- DATA FOR THIS EXERCISE:
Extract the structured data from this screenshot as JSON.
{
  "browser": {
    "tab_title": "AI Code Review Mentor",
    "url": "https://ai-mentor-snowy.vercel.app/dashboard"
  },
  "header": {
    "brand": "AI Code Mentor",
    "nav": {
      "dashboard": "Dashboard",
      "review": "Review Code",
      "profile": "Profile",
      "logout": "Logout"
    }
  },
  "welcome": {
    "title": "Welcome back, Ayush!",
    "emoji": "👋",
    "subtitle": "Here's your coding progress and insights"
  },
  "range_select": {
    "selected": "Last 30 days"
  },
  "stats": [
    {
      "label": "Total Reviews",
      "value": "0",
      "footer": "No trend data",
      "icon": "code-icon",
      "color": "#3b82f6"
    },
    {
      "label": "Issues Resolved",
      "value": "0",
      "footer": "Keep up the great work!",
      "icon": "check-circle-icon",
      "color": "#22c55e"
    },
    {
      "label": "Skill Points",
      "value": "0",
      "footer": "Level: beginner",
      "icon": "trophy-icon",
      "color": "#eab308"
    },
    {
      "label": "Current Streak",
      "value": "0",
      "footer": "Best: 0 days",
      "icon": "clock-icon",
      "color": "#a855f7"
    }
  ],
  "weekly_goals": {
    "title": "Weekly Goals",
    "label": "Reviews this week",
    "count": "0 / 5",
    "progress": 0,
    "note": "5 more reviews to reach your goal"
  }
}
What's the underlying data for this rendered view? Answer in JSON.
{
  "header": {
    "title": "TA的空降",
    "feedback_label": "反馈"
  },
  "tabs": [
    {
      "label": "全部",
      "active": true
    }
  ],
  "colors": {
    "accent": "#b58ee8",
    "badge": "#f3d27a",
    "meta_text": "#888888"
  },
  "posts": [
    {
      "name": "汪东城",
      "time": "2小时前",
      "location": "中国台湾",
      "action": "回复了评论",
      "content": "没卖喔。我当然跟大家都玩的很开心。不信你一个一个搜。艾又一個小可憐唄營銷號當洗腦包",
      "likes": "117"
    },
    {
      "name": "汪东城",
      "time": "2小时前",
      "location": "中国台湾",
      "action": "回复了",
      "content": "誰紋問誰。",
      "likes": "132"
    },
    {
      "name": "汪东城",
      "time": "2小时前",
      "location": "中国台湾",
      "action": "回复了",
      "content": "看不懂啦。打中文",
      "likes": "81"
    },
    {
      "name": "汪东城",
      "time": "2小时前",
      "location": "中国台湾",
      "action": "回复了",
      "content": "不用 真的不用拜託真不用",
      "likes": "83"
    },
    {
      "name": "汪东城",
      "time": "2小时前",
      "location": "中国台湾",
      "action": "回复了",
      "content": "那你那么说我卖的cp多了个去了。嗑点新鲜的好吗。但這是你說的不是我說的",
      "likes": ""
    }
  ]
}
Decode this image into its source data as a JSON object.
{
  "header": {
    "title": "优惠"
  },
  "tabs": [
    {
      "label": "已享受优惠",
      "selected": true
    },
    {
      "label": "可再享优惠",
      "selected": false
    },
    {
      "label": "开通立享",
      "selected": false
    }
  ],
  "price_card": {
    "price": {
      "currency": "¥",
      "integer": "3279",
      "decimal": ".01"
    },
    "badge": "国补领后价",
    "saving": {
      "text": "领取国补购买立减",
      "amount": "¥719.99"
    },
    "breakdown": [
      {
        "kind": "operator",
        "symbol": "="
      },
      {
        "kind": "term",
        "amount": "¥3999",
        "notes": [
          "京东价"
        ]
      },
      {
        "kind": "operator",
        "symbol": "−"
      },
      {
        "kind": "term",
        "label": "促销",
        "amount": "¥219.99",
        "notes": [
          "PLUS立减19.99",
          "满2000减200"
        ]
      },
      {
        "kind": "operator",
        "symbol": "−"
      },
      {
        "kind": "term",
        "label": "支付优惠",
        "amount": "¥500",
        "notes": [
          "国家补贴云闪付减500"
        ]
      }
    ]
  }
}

- DIRECTIONS FOR THIS TASK: Only the lines from the one with "Decode this image" through the end of the material are wanted; copy them exactly, both ends included.

- THE REPLY:
Decode this image into its source data as a JSON object.
{
  "header": {
    "title": "优惠"
  },
  "tabs": [
    {
      "label": "已享受优惠",
      "selected": true
    },
    {
      "label": "可再享优惠",
      "selected": false
    },
    {
      "label": "开通立享",
      "selected": false
    }
  ],
  "price_card": {
    "price": {
      "currency": "¥",
      "integer": "3279",
      "decimal": ".01"
    },
    "badge": "国补领后价",
    "saving": {
      "text": "领取国补购买立减",
      "amount": "¥719.99"
    },
    "breakdown": [
      {
        "kind": "operator",
        "symbol": "="
      },
      {
        "kind": "term",
        "amount": "¥3999",
        "notes": [
          "京东价"
        ]
      },
      {
        "kind": "operator",
        "symbol": "−"
      },
      {
        "kind": "term",
        "label": "促销",
        "amount": "¥219.99",
        "notes": [
          "PLUS立减19.99",
          "满2000减200"
        ]
      },
      {
        "kind": "operator",
        "symbol": "−"
      },
      {
        "kind": "term",
        "label": "支付优惠",
        "amount": "¥500",
        "notes": [
          "国家补贴云闪付减500"
        ]
      }
    ]
  }
}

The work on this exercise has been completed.